### [Bagian Dokumen]
______

Rabu, 24 Januari 2018

MEKANISME REAKSI SUBTITUSI NUKLEOFILIK PADA ALKIL HALIDA


MEKANISME REAKSI SUBTITUSI NUKLEOFILIK  PADA  ALKIL HALIDA
             Sebelum kita membahas judul di atas mari kita ingat kembali pengertian reaksi subtitusi.   Reaksi substitusi adalah reaksi penggantian atom atau gugus atom oleh atom atau gugus atom lain. Jadi dalam reaksi substutisu suatu atom atau gugus atom yang terdapat dalam rantai utama akan meninggalkan rantai utama tersebut dan tempatnya yang kosong akan diganti oleh atom atau gugus atom yang lain. Berdasarkan pereaksi yang yang dipergunakan, reaksi substitusi dapat dibedakan menjadi (a) reaksi substitusi radikal bebas; (b) reaksi substitusi nukleofilik; dan (c) reaksi substitusi elektrofilik.

______

### [Tugas 1]
Ambil persis bagian teks tentang reaksi substitusi dari "Rabu, 24 Januari" sampai "reaksi substitusi elektrofilik.".
### [Tugas 2]
Sebutkan semua jenis reaksi substitusi yang dibedakan berdasarkan pereaksinya dalam teks tentang reaksi substitusi.
### [Tugas 3]
Menurut teks tentang reaksi substitusi, apa arti reaksi substitusi?

______

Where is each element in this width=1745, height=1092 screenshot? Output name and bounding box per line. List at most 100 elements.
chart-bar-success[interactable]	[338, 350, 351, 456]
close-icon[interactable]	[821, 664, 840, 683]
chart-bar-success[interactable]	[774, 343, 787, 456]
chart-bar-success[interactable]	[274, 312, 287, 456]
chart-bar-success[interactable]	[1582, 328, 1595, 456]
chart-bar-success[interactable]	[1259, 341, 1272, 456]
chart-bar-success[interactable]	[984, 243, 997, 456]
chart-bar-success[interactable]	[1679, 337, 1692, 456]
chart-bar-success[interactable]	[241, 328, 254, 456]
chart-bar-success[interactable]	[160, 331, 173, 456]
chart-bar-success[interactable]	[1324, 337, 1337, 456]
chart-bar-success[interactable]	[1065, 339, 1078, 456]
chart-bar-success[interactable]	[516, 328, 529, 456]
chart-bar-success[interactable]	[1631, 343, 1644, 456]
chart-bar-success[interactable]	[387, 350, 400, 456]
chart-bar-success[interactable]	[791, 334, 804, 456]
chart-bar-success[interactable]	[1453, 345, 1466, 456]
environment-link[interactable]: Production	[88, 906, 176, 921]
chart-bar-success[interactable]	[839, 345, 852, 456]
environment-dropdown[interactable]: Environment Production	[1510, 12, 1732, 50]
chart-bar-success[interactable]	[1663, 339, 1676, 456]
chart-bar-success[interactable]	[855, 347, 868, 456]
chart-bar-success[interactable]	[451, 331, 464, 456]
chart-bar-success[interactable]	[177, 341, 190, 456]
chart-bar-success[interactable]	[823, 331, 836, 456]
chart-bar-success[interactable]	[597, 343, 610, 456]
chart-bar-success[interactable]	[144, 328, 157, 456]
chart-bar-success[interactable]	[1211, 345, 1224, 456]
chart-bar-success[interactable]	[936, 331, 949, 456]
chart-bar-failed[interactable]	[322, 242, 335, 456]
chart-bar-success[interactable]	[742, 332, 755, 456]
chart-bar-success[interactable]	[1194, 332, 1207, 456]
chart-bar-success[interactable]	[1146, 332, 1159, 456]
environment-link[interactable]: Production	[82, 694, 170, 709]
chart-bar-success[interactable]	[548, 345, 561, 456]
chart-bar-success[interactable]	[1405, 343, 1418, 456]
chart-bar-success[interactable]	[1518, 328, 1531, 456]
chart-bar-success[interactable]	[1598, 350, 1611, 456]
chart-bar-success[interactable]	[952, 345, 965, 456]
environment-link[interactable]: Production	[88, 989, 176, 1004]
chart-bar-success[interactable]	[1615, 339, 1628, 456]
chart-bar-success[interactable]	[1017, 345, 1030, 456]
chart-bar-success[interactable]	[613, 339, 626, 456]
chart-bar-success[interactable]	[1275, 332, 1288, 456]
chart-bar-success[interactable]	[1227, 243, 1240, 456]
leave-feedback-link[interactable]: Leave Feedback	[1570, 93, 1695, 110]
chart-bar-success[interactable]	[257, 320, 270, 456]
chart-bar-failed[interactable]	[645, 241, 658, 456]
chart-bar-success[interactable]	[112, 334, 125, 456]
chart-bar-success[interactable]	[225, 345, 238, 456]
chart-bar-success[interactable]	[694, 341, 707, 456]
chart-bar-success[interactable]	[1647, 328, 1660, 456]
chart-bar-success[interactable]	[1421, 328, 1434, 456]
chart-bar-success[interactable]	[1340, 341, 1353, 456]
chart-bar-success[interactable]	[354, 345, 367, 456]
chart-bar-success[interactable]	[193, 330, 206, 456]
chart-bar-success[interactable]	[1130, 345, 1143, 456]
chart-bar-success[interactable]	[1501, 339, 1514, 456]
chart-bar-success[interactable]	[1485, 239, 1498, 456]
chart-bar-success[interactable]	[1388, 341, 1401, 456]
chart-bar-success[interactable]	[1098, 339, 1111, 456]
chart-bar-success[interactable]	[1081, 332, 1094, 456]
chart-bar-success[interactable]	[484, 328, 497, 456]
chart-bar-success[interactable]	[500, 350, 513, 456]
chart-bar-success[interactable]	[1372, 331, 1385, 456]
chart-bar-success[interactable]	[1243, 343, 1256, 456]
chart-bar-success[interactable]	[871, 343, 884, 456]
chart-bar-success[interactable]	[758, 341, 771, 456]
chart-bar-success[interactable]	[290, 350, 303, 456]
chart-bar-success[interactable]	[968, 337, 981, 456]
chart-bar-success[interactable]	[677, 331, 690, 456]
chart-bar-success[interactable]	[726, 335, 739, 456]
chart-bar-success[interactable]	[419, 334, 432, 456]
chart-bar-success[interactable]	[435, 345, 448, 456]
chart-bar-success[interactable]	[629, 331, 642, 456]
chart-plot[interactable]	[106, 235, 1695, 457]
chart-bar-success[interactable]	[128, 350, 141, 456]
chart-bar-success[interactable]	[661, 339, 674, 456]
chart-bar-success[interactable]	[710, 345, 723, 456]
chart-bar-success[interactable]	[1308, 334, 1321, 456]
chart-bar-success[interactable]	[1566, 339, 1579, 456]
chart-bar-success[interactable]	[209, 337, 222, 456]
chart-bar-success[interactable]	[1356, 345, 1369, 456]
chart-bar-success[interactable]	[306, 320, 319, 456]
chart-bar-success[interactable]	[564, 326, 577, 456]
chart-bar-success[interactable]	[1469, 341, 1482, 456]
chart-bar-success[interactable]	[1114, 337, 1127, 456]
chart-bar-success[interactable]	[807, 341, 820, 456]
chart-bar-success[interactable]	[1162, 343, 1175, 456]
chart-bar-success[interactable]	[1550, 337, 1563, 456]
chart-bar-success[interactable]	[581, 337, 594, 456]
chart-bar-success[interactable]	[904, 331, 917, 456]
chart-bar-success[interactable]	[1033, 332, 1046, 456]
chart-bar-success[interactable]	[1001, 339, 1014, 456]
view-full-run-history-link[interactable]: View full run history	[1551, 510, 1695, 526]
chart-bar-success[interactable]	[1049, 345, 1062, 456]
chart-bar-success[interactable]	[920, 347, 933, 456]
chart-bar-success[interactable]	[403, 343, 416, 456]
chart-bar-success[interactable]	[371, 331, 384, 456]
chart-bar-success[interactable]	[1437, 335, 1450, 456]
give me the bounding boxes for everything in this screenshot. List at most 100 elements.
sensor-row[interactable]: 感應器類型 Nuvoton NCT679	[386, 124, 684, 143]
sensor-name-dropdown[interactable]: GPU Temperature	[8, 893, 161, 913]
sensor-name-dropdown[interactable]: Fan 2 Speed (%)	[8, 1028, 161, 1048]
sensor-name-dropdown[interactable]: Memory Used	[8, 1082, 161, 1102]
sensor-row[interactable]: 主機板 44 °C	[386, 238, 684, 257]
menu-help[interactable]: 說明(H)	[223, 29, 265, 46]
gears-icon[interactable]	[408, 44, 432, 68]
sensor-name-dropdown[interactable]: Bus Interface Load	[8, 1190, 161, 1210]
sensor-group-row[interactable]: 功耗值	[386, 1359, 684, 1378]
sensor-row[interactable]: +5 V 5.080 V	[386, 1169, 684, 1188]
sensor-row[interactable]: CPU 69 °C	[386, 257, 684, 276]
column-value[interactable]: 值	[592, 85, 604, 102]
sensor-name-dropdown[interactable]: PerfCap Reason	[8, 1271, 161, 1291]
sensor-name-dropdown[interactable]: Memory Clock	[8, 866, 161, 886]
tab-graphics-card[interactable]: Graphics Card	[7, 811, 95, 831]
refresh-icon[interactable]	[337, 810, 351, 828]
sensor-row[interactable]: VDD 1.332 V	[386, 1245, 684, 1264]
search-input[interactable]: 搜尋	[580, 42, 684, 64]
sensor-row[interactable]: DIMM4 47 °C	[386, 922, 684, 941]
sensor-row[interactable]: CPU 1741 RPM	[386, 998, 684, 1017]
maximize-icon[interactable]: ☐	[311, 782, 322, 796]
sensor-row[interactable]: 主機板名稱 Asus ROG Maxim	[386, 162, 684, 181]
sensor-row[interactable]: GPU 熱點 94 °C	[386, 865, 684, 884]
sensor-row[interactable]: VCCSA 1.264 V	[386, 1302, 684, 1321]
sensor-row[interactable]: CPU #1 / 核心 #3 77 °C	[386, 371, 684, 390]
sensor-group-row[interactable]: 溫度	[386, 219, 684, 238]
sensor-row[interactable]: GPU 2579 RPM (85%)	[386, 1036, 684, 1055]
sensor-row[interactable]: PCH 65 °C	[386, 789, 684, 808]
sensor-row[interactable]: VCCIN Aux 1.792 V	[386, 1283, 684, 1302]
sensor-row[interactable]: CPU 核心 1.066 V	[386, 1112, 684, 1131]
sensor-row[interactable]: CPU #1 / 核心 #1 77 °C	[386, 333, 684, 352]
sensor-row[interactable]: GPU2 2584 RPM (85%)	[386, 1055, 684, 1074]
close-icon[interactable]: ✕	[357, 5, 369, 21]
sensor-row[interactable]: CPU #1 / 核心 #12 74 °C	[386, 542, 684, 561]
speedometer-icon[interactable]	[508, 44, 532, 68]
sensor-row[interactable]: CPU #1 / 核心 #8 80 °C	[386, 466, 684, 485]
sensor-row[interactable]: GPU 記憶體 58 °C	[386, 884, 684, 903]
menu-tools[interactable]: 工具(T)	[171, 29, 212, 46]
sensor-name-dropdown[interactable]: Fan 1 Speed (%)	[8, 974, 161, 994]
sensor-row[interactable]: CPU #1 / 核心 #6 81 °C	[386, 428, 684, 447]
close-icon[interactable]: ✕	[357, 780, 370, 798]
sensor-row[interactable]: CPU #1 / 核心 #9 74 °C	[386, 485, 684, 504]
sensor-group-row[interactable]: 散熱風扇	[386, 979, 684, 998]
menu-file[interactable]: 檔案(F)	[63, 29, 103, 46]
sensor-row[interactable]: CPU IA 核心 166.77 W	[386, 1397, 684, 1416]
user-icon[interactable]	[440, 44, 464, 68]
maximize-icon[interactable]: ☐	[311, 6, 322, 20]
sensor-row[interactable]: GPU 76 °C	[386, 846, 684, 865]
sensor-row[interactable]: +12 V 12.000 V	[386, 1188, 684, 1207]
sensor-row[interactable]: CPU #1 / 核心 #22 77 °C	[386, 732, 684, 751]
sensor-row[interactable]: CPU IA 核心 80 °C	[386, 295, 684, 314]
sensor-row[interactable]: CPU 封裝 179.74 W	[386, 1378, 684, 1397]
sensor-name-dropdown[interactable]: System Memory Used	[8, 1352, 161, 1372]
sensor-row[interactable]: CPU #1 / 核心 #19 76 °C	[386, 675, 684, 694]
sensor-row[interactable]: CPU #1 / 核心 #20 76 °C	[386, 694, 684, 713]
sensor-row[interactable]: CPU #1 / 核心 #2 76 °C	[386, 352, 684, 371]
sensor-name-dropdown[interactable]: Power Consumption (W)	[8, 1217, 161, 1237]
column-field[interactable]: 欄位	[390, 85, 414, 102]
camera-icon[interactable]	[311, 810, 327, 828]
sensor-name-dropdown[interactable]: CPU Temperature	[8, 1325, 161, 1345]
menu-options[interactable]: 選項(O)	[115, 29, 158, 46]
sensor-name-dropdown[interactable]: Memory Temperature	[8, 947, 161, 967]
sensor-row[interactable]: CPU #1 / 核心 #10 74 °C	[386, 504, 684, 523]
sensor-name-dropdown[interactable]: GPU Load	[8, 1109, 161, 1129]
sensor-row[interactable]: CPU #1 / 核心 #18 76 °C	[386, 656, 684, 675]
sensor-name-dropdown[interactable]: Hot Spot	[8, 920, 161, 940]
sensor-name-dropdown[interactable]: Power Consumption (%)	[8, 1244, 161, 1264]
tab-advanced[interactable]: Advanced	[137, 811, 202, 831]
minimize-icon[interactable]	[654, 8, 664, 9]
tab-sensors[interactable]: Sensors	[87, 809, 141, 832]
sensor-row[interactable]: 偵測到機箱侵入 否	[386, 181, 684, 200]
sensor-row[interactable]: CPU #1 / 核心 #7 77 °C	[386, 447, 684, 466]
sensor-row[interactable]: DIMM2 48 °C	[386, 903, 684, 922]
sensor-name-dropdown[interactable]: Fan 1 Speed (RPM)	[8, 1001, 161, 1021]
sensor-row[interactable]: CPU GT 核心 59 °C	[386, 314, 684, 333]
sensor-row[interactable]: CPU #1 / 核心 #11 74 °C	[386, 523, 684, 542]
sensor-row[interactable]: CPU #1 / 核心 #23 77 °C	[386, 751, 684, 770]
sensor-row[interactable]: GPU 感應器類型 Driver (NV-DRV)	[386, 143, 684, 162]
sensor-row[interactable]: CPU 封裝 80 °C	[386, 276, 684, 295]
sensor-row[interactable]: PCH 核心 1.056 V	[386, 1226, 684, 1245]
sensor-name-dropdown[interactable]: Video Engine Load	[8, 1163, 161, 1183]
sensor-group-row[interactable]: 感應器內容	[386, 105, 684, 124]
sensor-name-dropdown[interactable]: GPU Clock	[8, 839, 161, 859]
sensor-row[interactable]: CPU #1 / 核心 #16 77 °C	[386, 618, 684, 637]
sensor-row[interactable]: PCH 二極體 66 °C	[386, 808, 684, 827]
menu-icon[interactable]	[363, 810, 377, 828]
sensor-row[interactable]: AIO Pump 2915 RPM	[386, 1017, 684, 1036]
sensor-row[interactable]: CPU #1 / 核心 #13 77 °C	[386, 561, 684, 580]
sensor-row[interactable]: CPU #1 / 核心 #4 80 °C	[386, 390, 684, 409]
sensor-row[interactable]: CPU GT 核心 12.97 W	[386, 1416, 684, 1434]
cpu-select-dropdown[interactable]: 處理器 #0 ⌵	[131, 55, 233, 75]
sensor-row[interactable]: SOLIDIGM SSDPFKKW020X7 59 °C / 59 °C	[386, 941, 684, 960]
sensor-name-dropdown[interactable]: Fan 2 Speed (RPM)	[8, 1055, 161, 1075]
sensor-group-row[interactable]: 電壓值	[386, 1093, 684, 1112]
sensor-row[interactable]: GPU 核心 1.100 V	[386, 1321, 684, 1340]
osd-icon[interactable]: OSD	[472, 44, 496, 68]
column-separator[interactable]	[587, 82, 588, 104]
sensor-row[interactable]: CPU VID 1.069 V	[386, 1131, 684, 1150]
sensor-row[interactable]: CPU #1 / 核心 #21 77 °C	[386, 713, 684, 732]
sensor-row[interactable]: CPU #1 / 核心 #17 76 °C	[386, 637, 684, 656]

______

### [Jawaban Lengkap 1]
Rabu, 24 Januari 2018

MEKANISME REAKSI SUBTITUSI NUKLEOFILIK PADA ALKIL HALIDA


MEKANISME REAKSI SUBTITUSI NUKLEOFILIK  PADA  ALKIL HALIDA
             Sebelum kita membahas judul di atas mari kita ingat kembali pengertian reaksi subtitusi.   Reaksi substitusi adalah reaksi penggantian atom atau gugus atom oleh atom atau gugus atom lain. Jadi dalam reaksi substutisu suatu atom atau gugus atom yang terdapat dalam rantai utama akan meninggalkan rantai utama tersebut dan tempatnya yang kosong akan diganti oleh atom atau gugus atom yang lain. Berdasarkan pereaksi yang yang dipergunakan, reaksi substitusi dapat dibedakan menjadi (a) reaksi substitusi radikal bebas; (b) reaksi substitusi nukleofilik; dan (c) reaksi substitusi elektrofilik.

### [Jawaban Lengkap 2]
- Reaksi substitusi radikal bebas
- Reaksi substitusi nukleofilik
- Reaksi substitusi elektrofilik

### [Jawaban Lengkap 3]
Reaksi substitusi adalah reaksi penggantian atom atau gugus atom oleh atom atau gugus atom lain.